Which rows contain the string "west"? Select each of them and copy it in full.
+ + + + + + +
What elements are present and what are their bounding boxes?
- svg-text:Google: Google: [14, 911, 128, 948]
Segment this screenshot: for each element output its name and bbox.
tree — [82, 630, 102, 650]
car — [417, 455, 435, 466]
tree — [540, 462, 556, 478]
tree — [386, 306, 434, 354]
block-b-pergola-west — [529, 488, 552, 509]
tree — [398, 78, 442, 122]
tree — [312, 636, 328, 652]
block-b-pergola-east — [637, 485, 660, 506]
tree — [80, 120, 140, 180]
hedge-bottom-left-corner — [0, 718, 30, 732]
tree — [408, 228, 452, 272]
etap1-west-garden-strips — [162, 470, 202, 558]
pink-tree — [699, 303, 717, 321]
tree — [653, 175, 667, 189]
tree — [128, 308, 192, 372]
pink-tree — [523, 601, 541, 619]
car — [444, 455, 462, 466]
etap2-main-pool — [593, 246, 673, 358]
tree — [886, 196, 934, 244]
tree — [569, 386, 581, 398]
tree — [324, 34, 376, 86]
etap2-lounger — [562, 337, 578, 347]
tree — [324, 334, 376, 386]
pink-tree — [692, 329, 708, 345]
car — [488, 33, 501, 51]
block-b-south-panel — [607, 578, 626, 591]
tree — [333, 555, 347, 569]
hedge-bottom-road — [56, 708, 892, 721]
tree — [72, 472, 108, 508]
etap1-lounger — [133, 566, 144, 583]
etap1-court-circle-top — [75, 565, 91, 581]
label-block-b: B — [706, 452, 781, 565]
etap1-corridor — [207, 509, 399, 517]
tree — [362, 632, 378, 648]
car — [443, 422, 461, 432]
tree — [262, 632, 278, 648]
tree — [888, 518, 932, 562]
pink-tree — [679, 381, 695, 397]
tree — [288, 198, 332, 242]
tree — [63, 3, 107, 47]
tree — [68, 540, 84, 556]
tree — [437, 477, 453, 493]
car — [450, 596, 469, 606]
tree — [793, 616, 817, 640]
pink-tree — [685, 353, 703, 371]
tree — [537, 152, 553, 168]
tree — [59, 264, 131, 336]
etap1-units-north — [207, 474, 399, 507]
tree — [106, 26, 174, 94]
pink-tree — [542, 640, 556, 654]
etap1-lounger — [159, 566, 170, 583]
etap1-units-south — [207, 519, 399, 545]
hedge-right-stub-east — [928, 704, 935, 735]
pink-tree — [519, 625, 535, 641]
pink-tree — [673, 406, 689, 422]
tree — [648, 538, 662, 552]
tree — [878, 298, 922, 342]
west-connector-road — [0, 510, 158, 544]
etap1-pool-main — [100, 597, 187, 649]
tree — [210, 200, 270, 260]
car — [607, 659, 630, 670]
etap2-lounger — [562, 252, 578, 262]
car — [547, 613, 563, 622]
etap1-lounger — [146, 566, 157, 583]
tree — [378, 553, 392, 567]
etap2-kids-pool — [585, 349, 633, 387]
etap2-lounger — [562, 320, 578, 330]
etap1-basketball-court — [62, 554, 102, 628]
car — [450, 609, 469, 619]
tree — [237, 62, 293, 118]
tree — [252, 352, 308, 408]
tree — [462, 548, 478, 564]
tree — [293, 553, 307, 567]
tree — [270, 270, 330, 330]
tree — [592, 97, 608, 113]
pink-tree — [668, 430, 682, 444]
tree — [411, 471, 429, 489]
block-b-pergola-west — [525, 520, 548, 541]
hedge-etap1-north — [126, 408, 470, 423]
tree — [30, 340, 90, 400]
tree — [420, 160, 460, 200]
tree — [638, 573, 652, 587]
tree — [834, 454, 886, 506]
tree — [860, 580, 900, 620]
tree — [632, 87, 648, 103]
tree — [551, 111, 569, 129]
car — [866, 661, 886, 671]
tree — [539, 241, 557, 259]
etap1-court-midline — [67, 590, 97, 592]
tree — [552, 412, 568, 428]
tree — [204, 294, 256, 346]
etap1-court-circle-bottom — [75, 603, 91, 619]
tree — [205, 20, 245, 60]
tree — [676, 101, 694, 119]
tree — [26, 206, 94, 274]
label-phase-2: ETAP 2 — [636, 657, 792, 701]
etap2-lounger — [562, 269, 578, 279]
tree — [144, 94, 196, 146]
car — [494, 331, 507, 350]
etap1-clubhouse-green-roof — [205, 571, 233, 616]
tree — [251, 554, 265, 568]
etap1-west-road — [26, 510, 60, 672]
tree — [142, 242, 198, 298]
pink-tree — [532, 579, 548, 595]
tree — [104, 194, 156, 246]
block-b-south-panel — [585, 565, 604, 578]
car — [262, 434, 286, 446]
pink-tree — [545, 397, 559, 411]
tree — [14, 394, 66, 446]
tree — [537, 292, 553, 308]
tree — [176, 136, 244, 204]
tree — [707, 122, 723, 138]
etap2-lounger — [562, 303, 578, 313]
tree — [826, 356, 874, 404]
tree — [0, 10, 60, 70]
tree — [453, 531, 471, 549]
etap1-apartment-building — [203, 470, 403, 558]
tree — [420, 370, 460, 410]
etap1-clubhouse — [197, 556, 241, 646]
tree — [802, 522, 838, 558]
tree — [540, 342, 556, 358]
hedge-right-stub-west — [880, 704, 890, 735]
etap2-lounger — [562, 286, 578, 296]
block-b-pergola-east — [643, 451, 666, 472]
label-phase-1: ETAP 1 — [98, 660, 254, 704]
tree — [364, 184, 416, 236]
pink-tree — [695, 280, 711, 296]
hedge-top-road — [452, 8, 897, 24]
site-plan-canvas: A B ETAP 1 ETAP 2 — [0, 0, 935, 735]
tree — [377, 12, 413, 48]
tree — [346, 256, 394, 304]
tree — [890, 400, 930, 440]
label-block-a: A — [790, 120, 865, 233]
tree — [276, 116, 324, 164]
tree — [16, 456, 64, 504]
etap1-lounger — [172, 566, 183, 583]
+ + + + + + +
◆ **Written solution**
block-b-pergola-west — [529, 488, 552, 509]
etap1-west-garden-strips — [162, 470, 202, 558]
west-connector-road — [0, 510, 158, 544]
block-b-pergola-west — [525, 520, 548, 541]
etap1-west-road — [26, 510, 60, 672]
hedge-right-stub-west — [880, 704, 890, 735]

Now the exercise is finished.